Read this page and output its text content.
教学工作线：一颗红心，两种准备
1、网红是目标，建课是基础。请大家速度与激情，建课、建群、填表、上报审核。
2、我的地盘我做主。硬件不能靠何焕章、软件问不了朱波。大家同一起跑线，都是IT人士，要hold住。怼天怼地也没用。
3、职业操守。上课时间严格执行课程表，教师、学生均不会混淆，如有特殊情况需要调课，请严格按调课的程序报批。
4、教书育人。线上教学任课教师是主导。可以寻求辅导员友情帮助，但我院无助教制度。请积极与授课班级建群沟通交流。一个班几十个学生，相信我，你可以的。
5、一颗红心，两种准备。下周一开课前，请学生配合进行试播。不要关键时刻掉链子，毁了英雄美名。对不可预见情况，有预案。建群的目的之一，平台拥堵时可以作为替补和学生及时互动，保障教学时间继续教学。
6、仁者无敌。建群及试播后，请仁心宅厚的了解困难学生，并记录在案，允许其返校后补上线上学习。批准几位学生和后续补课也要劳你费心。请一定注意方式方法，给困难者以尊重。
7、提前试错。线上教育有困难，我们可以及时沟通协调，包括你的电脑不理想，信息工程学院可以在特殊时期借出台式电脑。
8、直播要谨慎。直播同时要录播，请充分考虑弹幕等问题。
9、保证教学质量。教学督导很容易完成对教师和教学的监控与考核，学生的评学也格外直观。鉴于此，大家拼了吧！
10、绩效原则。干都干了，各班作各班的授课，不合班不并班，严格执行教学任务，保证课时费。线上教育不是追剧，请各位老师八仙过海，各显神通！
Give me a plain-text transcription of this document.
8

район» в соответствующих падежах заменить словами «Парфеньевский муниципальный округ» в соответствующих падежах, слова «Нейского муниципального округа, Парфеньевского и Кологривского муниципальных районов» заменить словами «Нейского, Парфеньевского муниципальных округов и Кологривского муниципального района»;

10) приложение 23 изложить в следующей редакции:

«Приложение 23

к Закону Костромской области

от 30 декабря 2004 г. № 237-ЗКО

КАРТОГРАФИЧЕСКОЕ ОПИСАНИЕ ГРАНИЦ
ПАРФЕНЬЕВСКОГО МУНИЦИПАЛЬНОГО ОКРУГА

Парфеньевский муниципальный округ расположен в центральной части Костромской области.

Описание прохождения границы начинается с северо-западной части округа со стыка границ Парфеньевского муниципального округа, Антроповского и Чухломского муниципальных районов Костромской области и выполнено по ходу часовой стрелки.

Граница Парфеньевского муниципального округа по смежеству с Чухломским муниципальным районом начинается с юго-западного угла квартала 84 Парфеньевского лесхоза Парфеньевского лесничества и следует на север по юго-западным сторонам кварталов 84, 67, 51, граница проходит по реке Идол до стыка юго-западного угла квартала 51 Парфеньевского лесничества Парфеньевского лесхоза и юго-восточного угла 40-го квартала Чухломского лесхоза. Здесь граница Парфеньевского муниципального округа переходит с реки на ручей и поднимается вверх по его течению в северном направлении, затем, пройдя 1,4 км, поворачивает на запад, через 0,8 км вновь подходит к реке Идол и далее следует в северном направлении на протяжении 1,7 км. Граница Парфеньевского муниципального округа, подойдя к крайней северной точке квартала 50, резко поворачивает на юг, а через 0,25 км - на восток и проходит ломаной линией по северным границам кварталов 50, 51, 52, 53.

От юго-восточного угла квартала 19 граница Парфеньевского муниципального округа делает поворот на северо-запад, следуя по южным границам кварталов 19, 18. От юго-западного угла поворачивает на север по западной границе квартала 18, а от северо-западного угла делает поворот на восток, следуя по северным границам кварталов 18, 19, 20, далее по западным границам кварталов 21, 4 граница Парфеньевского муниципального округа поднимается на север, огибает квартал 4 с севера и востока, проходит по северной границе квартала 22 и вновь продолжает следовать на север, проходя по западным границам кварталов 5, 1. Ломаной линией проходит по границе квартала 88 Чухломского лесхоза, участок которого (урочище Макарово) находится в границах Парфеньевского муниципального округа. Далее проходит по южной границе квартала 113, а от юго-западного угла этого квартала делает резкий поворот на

> Instruction: Reproduce the data in full, exactly as presented.

> Solution:
Read this page and output its text content.
教学工作线：一颗红心，两种准备
1、网红是目标，建课是基础。请大家速度与激情，建课、建群、填表、上报审核。
2、我的地盘我做主。硬件不能靠何焕章、软件问不了朱波。大家同一起跑线，都是IT人士，要hold住。怼天怼地也没用。
3、职业操守。上课时间严格执行课程表，教师、学生均不会混淆，如有特殊情况需要调课，请严格按调课的程序报批。
4、教书育人。线上教学任课教师是主导。可以寻求辅导员友情帮助，但我院无助教制度。请积极与授课班级建群沟通交流。一个班几十个学生，相信我，你可以的。
5、一颗红心，两种准备。下周一开课前，请学生配合进行试播。不要关键时刻掉链子，毁了英雄美名。对不可预见情况，有预案。建群的目的之一，平台拥堵时可以作为替补和学生及时互动，保障教学时间继续教学。
6、仁者无敌。建群及试播后，请仁心宅厚的了解困难学生，并记录在案，允许其返校后补上线上学习。批准几位学生和后续补课也要劳你费心。请一定注意方式方法，给困难者以尊重。
7、提前试错。线上教育有困难，我们可以及时沟通协调，包括你的电脑不理想，信息工程学院可以在特殊时期借出台式电脑。
8、直播要谨慎。直播同时要录播，请充分考虑弹幕等问题。
9、保证教学质量。教学督导很容易完成对教师和教学的监控与考核，学生的评学也格外直观。鉴于此，大家拼了吧！
10、绩效原则。干都干了，各班作各班的授课，不合班不并班，严格执行教学任务，保证课时费。线上教育不是追剧，请各位老师八仙过海，各显神通！
Give me a plain-text transcription of this document.
8

район» в соответствующих падежах заменить словами «Парфеньевский муниципальный округ» в соответствующих падежах, слова «Нейского муниципального округа, Парфеньевского и Кологривского муниципальных районов» заменить словами «Нейского, Парфеньевского муниципальных округов и Кологривского муниципального района»;

10) приложение 23 изложить в следующей редакции:

«Приложение 23

к Закону Костромской области

от 30 декабря 2004 г. № 237-ЗКО

КАРТОГРАФИЧЕСКОЕ ОПИСАНИЕ ГРАНИЦ
ПАРФЕНЬЕВСКОГО МУНИЦИПАЛЬНОГО ОКРУГА

Парфеньевский муниципальный округ расположен в центральной части Костромской области.

Описание прохождения границы начинается с северо-западной части округа со стыка границ Парфеньевского муниципального округа, Антроповского и Чухломского муниципальных районов Костромской области и выполнено по ходу часовой стрелки.

Граница Парфеньевского муниципального округа по смежеству с Чухломским муниципальным районом начинается с юго-западного угла квартала 84 Парфеньевского лесхоза Парфеньевского лесничества и следует на север по юго-западным сторонам кварталов 84, 67, 51, граница проходит по реке Идол до стыка юго-западного угла квартала 51 Парфеньевского лесничества Парфеньевского лесхоза и юго-восточного угла 40-го квартала Чухломского лесхоза. Здесь граница Парфеньевского муниципального округа переходит с реки на ручей и поднимается вверх по его течению в северном направлении, затем, пройдя 1,4 км, поворачивает на запад, через 0,8 км вновь подходит к реке Идол и далее следует в северном направлении на протяжении 1,7 км. Граница Парфеньевского муниципального округа, подойдя к крайней северной точке квартала 50, резко поворачивает на юг, а через 0,25 км - на восток и проходит ломаной линией по северным границам кварталов 50, 51, 52, 53.

От юго-восточного угла квартала 19 граница Парфеньевского муниципального округа делает поворот на северо-запад, следуя по южным границам кварталов 19, 18. От юго-западного угла поворачивает на север по западной границе квартала 18, а от северо-западного угла делает поворот на восток, следуя по северным границам кварталов 18, 19, 20, далее по западным границам кварталов 21, 4 граница Парфеньевского муниципального округа поднимается на север, огибает квартал 4 с севера и востока, проходит по северной границе квартала 22 и вновь продолжает следовать на север, проходя по западным границам кварталов 5, 1. Ломаной линией проходит по границе квартала 88 Чухломского лесхоза, участок которого (урочище Макарово) находится в границах Парфеньевского муниципального округа. Далее проходит по южной границе квартала 113, а от юго-западного угла этого квартала делает резкий поворот на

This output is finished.